> Task to complete
Return each line of the material verbatim.

········

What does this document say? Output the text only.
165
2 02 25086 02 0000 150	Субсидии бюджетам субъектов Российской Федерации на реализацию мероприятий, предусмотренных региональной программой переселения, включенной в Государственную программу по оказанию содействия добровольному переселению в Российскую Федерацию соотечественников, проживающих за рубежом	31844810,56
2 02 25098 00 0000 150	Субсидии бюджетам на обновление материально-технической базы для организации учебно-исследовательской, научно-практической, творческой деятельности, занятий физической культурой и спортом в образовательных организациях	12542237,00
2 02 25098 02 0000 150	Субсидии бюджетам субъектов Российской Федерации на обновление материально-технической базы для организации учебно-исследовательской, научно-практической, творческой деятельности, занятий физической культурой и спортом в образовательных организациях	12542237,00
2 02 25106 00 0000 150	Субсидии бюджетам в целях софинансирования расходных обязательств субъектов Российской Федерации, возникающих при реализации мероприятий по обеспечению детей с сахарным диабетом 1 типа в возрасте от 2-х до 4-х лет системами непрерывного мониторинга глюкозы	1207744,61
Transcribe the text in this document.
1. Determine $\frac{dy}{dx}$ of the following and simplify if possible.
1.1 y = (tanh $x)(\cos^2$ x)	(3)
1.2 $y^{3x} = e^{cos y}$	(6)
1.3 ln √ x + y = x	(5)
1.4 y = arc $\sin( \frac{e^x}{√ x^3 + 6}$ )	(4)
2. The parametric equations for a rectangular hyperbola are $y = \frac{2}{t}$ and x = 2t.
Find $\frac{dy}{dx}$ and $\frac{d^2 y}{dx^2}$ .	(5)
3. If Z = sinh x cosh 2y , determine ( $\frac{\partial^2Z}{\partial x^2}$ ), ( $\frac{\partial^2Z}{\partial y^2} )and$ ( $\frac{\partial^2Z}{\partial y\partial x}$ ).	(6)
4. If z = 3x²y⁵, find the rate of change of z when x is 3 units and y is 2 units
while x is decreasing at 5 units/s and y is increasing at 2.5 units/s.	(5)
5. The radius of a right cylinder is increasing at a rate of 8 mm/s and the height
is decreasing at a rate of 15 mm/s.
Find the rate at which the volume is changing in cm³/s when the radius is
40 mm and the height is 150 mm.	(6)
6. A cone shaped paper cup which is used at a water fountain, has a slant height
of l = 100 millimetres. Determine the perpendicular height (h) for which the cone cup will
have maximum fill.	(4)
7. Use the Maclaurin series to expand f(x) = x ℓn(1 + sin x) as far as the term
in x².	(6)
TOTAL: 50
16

········

> Written response
What does this document say? Output the text only.
165
2 02 25086 02 0000 150	Субсидии бюджетам субъектов Российской Федерации на реализацию мероприятий, предусмотренных региональной программой переселения, включенной в Государственную программу по оказанию содействия добровольному переселению в Российскую Федерацию соотечественников, проживающих за рубежом	31844810,56
2 02 25098 00 0000 150	Субсидии бюджетам на обновление материально-технической базы для организации учебно-исследовательской, научно-практической, творческой деятельности, занятий физической культурой и спортом в образовательных организациях	12542237,00
2 02 25098 02 0000 150	Субсидии бюджетам субъектов Российской Федерации на обновление материально-технической базы для организации учебно-исследовательской, научно-практической, творческой деятельности, занятий физической культурой и спортом в образовательных организациях	12542237,00
2 02 25106 00 0000 150	Субсидии бюджетам в целях софинансирования расходных обязательств субъектов Российской Федерации, возникающих при реализации мероприятий по обеспечению детей с сахарным диабетом 1 типа в возрасте от 2-х до 4-х лет системами непрерывного мониторинга глюкозы	1207744,61
Transcribe the text in this document.
1. Determine $\frac{dy}{dx}$ of the following and simplify if possible.
1.1 y = (tanh $x)(\cos^2$ x)	(3)
1.2 $y^{3x} = e^{cos y}$	(6)
1.3 ln √ x + y = x	(5)
1.4 y = arc $\sin( \frac{e^x}{√ x^3 + 6}$ )	(4)
2. The parametric equations for a rectangular hyperbola are $y = \frac{2}{t}$ and x = 2t.
Find $\frac{dy}{dx}$ and $\frac{d^2 y}{dx^2}$ .	(5)
3. If Z = sinh x cosh 2y , determine ( $\frac{\partial^2Z}{\partial x^2}$ ), ( $\frac{\partial^2Z}{\partial y^2} )and$ ( $\frac{\partial^2Z}{\partial y\partial x}$ ).	(6)
4. If z = 3x²y⁵, find the rate of change of z when x is 3 units and y is 2 units
while x is decreasing at 5 units/s and y is increasing at 2.5 units/s.	(5)
5. The radius of a right cylinder is increasing at a rate of 8 mm/s and the height
is decreasing at a rate of 15 mm/s.
Find the rate at which the volume is changing in cm³/s when the radius is
40 mm and the height is 150 mm.	(6)
6. A cone shaped paper cup which is used at a water fountain, has a slant height
of l = 100 millimetres. Determine the perpendicular height (h) for which the cone cup will
have maximum fill.	(4)
7. Use the Maclaurin series to expand f(x) = x ℓn(1 + sin x) as far as the term
in x².	(6)
TOTAL: 50
16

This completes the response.